----- EXTRACTED MATERIAL

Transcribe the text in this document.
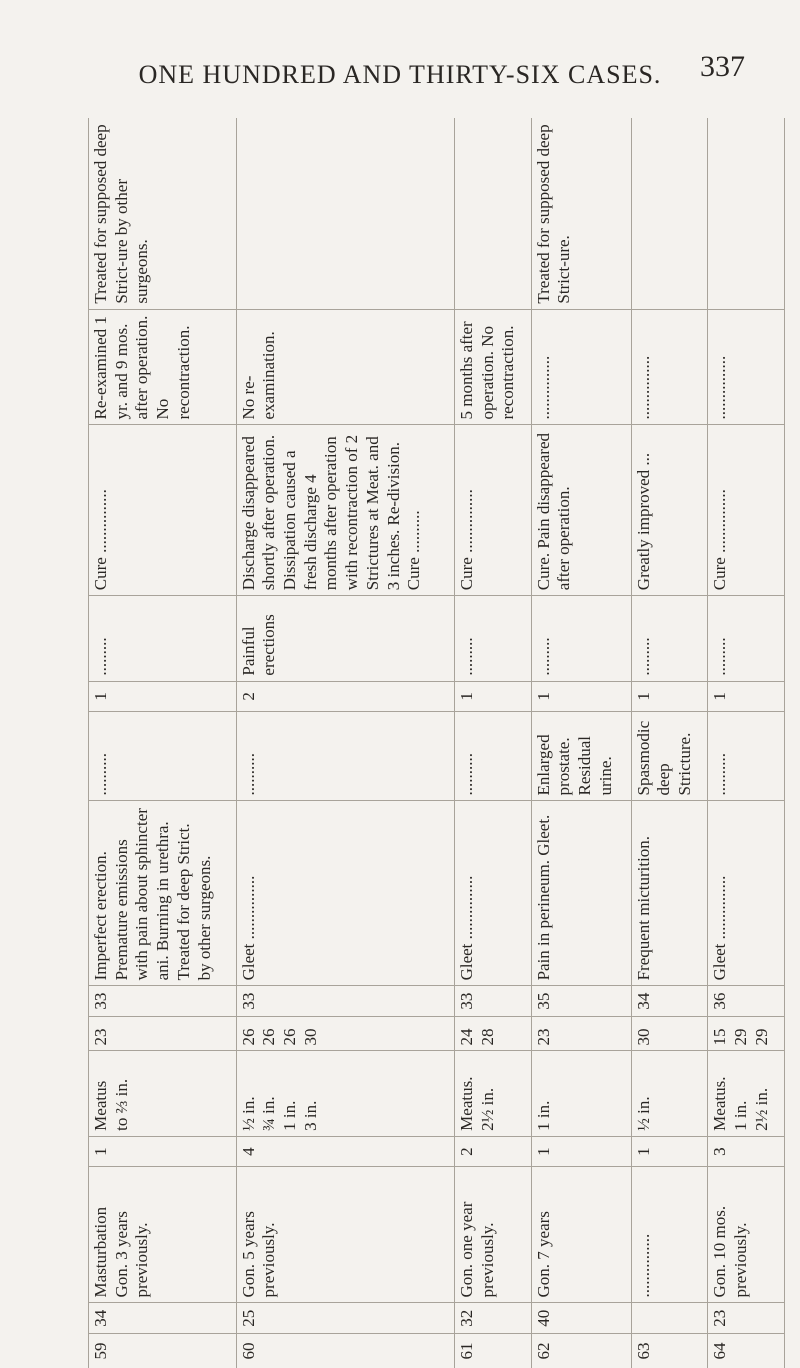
ONE HUNDRED AND THIRTY-SIX CASES.	337
59	34	Masturbation Gon. 3 years previously.	1	Meatus to ⅔ in.	23	33	Imperfect erection. Premature emissions with pain about sphincter ani. Burning in urethra. Treated for deep Strict. by other surgeons.	..........	1	.........	Cure ...............	Re-examined 1 yr. and 9 mos. after operation. No recontraction.	Treated for supposed deep Strict-ure by other surgeons.
60	25	Gon. 5 years previously.	4	½ in. ¾ in. 1 in. 3 in.	26 26 26 30	33	Gleet ...............	..........	2	Painful erections	Discharge disappeared shortly after operation. Dissipation caused a fresh discharge 4 months after operation with recontraction of 2 Strictures at Meat. and 3 inches. Re-division. Cure ..........	No re-examination.	
61	32	Gon. one year previously.	2	Meatus. 2½ in.	24 28	33	Gleet ...............	..........	1	.........	Cure ...............	5 months after operation. No recontraction.	
62	40	Gon. 7 years	1	1 in.	23	35	Pain in perineum. Gleet.	Enlarged prostate. Residual urine.	1	.........	Cure. Pain disappeared after operation.	...............	Treated for supposed deep Strict-ure.
63		...............	1	½ in.	30	34	Frequent micturition.	Spasmodic deep Stricture.	1	.........	Greatly improved ...	...............	
64	23	Gon. 10 mos. previously.	3	Meatus. 1 in. 2½ in.	15 29 29	36	Gleet ...............	..........	1	.........	Cure ...............	...............	
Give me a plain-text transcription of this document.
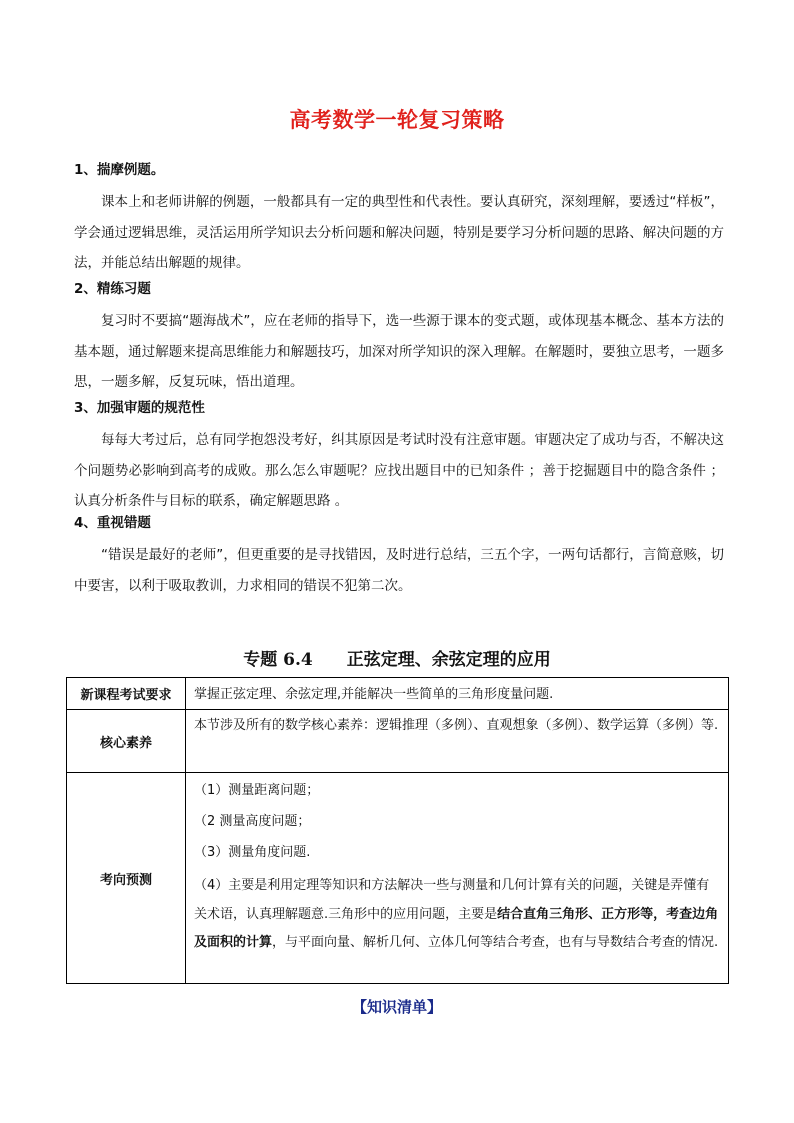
高考数学一轮复习策略
1、揣摩例题。
课本上和老师讲解的例题，一般都具有一定的典型性和代表性。要认真研究，深刻理解，要透过“样板”，学会通过逻辑思维，灵活运用所学知识去分析问题和解决问题，特别是要学习分析问题的思路、解决问题的方法，并能总结出解题的规律。
2、精练习题
复习时不要搞“题海战术”，应在老师的指导下，选一些源于课本的变式题，或体现基本概念、基本方法的基本题，通过解题来提高思维能力和解题技巧，加深对所学知识的深入理解。在解题时，要独立思考，一题多思，一题多解，反复玩味，悟出道理。
3、加强审题的规范性
每每大考过后，总有同学抱怨没考好，纠其原因是考试时没有注意审题。审题决定了成功与否，不解决这个问题势必影响到高考的成败。那么怎么审题呢？应找出题目中的已知条件 ；善于挖掘题目中的隐含条件 ；认真分析条件与目标的联系，确定解题思路 。
4、重视错题
“错误是最好的老师”，但更重要的是寻找错因，及时进行总结，三五个字，一两句话都行，言简意赅，切中要害，以利于吸取教训，力求相同的错误不犯第二次。
专题 6.4 正弦定理、余弦定理的应用
新课程考试要求	掌握正弦定理、余弦定理,并能解决一些简单的三角形度量问题.
核心素养	本节涉及所有的数学核心素养：逻辑推理（多例）、直观想象（多例）、数学运算（多例）等.
考向预测	（1）测量距离问题；
（2 测量高度问题；
（3）测量角度问题.
（4）主要是利用定理等知识和方法解决一些与测量和几何计算有关的问题，关键是弄懂有关术语，认真理解题意.三角形中的应用问题，主要是结合直角三角形、正方形等，考查边角及面积的计算，与平面向量、解析几何、立体几何等结合考查，也有与导数结合考查的情况.
【知识清单】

----------

(DIRECTION): Repeat the preceding records precisely, and leave every picture out of the copy.

(TASK SOLUTION):
Transcribe the text in this document.
ONE HUNDRED AND THIRTY-SIX CASES.	337
59	34	Masturbation Gon. 3 years previously.	1	Meatus to ⅔ in.	23	33	Imperfect erection. Premature emissions with pain about sphincter ani. Burning in urethra. Treated for deep Strict. by other surgeons.	..........	1	.........	Cure ...............	Re-examined 1 yr. and 9 mos. after operation. No recontraction.	Treated for supposed deep Strict-ure by other surgeons.
60	25	Gon. 5 years previously.	4	½ in. ¾ in. 1 in. 3 in.	26 26 26 30	33	Gleet ...............	..........	2	Painful erections	Discharge disappeared shortly after operation. Dissipation caused a fresh discharge 4 months after operation with recontraction of 2 Strictures at Meat. and 3 inches. Re-division. Cure ..........	No re-examination.	
61	32	Gon. one year previously.	2	Meatus. 2½ in.	24 28	33	Gleet ...............	..........	1	.........	Cure ...............	5 months after operation. No recontraction.	
62	40	Gon. 7 years	1	1 in.	23	35	Pain in perineum. Gleet.	Enlarged prostate. Residual urine.	1	.........	Cure. Pain disappeared after operation.	...............	Treated for supposed deep Strict-ure.
63		...............	1	½ in.	30	34	Frequent micturition.	Spasmodic deep Stricture.	1	.........	Greatly improved ...	...............	
64	23	Gon. 10 mos. previously.	3	Meatus. 1 in. 2½ in.	15 29 29	36	Gleet ...............	..........	1	.........	Cure ...............	...............	
Give me a plain-text transcription of this document.
高考数学一轮复习策略
1、揣摩例题。
课本上和老师讲解的例题，一般都具有一定的典型性和代表性。要认真研究，深刻理解，要透过“样板”，学会通过逻辑思维，灵活运用所学知识去分析问题和解决问题，特别是要学习分析问题的思路、解决问题的方法，并能总结出解题的规律。
2、精练习题
复习时不要搞“题海战术”，应在老师的指导下，选一些源于课本的变式题，或体现基本概念、基本方法的基本题，通过解题来提高思维能力和解题技巧，加深对所学知识的深入理解。在解题时，要独立思考，一题多思，一题多解，反复玩味，悟出道理。
3、加强审题的规范性
每每大考过后，总有同学抱怨没考好，纠其原因是考试时没有注意审题。审题决定了成功与否，不解决这个问题势必影响到高考的成败。那么怎么审题呢？应找出题目中的已知条件 ；善于挖掘题目中的隐含条件 ；认真分析条件与目标的联系，确定解题思路 。
4、重视错题
“错误是最好的老师”，但更重要的是寻找错因，及时进行总结，三五个字，一两句话都行，言简意赅，切中要害，以利于吸取教训，力求相同的错误不犯第二次。
专题 6.4 正弦定理、余弦定理的应用
新课程考试要求	掌握正弦定理、余弦定理,并能解决一些简单的三角形度量问题.
核心素养	本节涉及所有的数学核心素养：逻辑推理（多例）、直观想象（多例）、数学运算（多例）等.
考向预测	（1）测量距离问题；
（2 测量高度问题；
（3）测量角度问题.
（4）主要是利用定理等知识和方法解决一些与测量和几何计算有关的问题，关键是弄懂有关术语，认真理解题意.三角形中的应用问题，主要是结合直角三角形、正方形等，考查边角及面积的计算，与平面向量、解析几何、立体几何等结合考查，也有与导数结合考查的情况.
【知识清单】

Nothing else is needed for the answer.